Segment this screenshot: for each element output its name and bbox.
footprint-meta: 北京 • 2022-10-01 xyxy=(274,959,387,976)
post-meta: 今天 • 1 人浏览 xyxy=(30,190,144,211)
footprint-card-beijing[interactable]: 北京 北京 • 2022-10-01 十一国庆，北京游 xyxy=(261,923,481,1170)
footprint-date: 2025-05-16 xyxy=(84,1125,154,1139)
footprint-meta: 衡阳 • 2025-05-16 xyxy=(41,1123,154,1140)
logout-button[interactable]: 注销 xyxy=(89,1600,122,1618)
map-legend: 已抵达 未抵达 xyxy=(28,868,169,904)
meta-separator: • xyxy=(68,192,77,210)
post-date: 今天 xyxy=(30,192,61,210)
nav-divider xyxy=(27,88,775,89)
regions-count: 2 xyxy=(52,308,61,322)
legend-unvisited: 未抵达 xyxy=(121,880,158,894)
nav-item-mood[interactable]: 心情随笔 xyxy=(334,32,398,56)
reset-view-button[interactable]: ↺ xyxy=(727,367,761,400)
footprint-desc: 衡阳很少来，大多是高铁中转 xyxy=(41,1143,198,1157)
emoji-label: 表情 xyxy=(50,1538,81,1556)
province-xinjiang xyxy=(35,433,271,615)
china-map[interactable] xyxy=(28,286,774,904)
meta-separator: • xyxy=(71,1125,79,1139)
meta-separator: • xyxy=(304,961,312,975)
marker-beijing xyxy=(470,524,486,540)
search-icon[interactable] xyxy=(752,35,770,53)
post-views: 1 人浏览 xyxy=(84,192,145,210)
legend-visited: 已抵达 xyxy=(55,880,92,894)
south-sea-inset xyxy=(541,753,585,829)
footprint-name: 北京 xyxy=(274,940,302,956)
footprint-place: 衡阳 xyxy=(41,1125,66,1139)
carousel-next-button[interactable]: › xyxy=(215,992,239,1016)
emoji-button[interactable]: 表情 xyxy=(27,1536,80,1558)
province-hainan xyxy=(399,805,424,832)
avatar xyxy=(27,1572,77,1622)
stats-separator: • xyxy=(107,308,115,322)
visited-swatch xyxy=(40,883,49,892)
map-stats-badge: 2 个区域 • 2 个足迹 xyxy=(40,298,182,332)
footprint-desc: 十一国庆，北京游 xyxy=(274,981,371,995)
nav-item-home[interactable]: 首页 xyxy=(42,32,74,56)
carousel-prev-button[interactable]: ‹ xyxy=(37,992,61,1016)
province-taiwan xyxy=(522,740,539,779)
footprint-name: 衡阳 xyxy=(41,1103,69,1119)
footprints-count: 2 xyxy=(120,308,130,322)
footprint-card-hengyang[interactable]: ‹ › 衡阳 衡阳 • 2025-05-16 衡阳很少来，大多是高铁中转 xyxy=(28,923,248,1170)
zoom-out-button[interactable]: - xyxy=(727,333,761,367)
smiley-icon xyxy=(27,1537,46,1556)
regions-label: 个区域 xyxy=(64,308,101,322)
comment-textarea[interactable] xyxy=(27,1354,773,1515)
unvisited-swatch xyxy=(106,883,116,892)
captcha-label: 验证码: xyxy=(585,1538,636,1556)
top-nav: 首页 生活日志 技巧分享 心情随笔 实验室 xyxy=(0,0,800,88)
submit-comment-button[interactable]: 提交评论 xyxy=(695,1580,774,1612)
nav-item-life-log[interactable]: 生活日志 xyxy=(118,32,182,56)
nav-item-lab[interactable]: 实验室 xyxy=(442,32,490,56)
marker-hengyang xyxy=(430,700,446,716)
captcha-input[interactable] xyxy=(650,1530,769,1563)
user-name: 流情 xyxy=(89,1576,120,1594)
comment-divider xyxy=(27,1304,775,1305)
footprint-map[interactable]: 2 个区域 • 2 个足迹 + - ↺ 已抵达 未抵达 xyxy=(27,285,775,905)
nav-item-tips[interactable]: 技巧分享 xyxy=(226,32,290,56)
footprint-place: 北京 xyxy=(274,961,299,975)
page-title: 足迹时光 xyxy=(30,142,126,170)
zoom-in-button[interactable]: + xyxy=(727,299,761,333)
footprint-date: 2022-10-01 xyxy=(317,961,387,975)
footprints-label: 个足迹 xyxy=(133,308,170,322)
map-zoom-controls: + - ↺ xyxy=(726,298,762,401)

◆ Exercise prompt:
Can you quote all of the entries above verbatim, keeping every line unchanged?

◆ Reply to the task:
Segment this screenshot: for each element output its name and bbox.
footprint-meta: 北京 • 2022-10-01 xyxy=(274,959,387,976)
post-meta: 今天 • 1 人浏览 xyxy=(30,190,144,211)
footprint-card-beijing[interactable]: 北京 北京 • 2022-10-01 十一国庆，北京游 xyxy=(261,923,481,1170)
footprint-date: 2025-05-16 xyxy=(84,1125,154,1139)
footprint-meta: 衡阳 • 2025-05-16 xyxy=(41,1123,154,1140)
logout-button[interactable]: 注销 xyxy=(89,1600,122,1618)
map-legend: 已抵达 未抵达 xyxy=(28,868,169,904)
meta-separator: • xyxy=(68,192,77,210)
post-date: 今天 xyxy=(30,192,61,210)
nav-divider xyxy=(27,88,775,89)
regions-count: 2 xyxy=(52,308,61,322)
legend-unvisited: 未抵达 xyxy=(121,880,158,894)
nav-item-mood[interactable]: 心情随笔 xyxy=(334,32,398,56)
reset-view-button[interactable]: ↺ xyxy=(727,367,761,400)
footprint-desc: 衡阳很少来，大多是高铁中转 xyxy=(41,1143,198,1157)
emoji-label: 表情 xyxy=(50,1538,81,1556)
province-xinjiang xyxy=(35,433,271,615)
china-map[interactable] xyxy=(28,286,774,904)
meta-separator: • xyxy=(71,1125,79,1139)
meta-separator: • xyxy=(304,961,312,975)
marker-beijing xyxy=(470,524,486,540)
search-icon[interactable] xyxy=(752,35,770,53)
post-views: 1 人浏览 xyxy=(84,192,145,210)
legend-visited: 已抵达 xyxy=(55,880,92,894)
south-sea-inset xyxy=(541,753,585,829)
footprint-name: 北京 xyxy=(274,940,302,956)
footprint-place: 衡阳 xyxy=(41,1125,66,1139)
carousel-next-button[interactable]: › xyxy=(215,992,239,1016)
emoji-button[interactable]: 表情 xyxy=(27,1536,80,1558)
province-hainan xyxy=(399,805,424,832)
avatar xyxy=(27,1572,77,1622)
stats-separator: • xyxy=(107,308,115,322)
visited-swatch xyxy=(40,883,49,892)
map-stats-badge: 2 个区域 • 2 个足迹 xyxy=(40,298,182,332)
footprint-desc: 十一国庆，北京游 xyxy=(274,981,371,995)
nav-item-home[interactable]: 首页 xyxy=(42,32,74,56)
carousel-prev-button[interactable]: ‹ xyxy=(37,992,61,1016)
province-taiwan xyxy=(522,740,539,779)
footprint-name: 衡阳 xyxy=(41,1103,69,1119)
footprints-count: 2 xyxy=(120,308,130,322)
footprint-card-hengyang[interactable]: ‹ › 衡阳 衡阳 • 2025-05-16 衡阳很少来，大多是高铁中转 xyxy=(28,923,248,1170)
zoom-out-button[interactable]: - xyxy=(727,333,761,367)
smiley-icon xyxy=(27,1537,46,1556)
regions-label: 个区域 xyxy=(64,308,101,322)
comment-textarea[interactable] xyxy=(27,1354,773,1515)
unvisited-swatch xyxy=(106,883,116,892)
captcha-label: 验证码: xyxy=(585,1538,636,1556)
top-nav: 首页 生活日志 技巧分享 心情随笔 实验室 xyxy=(0,0,800,88)
submit-comment-button[interactable]: 提交评论 xyxy=(695,1580,774,1612)
nav-item-life-log[interactable]: 生活日志 xyxy=(118,32,182,56)
nav-item-lab[interactable]: 实验室 xyxy=(442,32,490,56)
marker-hengyang xyxy=(430,700,446,716)
captcha-input[interactable] xyxy=(650,1530,769,1563)
user-name: 流情 xyxy=(89,1576,120,1594)
comment-divider xyxy=(27,1304,775,1305)
footprint-map[interactable]: 2 个区域 • 2 个足迹 + - ↺ 已抵达 未抵达 xyxy=(27,285,775,905)
nav-item-tips[interactable]: 技巧分享 xyxy=(226,32,290,56)
footprint-place: 北京 xyxy=(274,961,299,975)
page-title: 足迹时光 xyxy=(30,142,126,170)
zoom-in-button[interactable]: + xyxy=(727,299,761,333)
footprint-date: 2022-10-01 xyxy=(317,961,387,975)
footprints-label: 个足迹 xyxy=(133,308,170,322)
map-zoom-controls: + - ↺ xyxy=(726,298,762,401)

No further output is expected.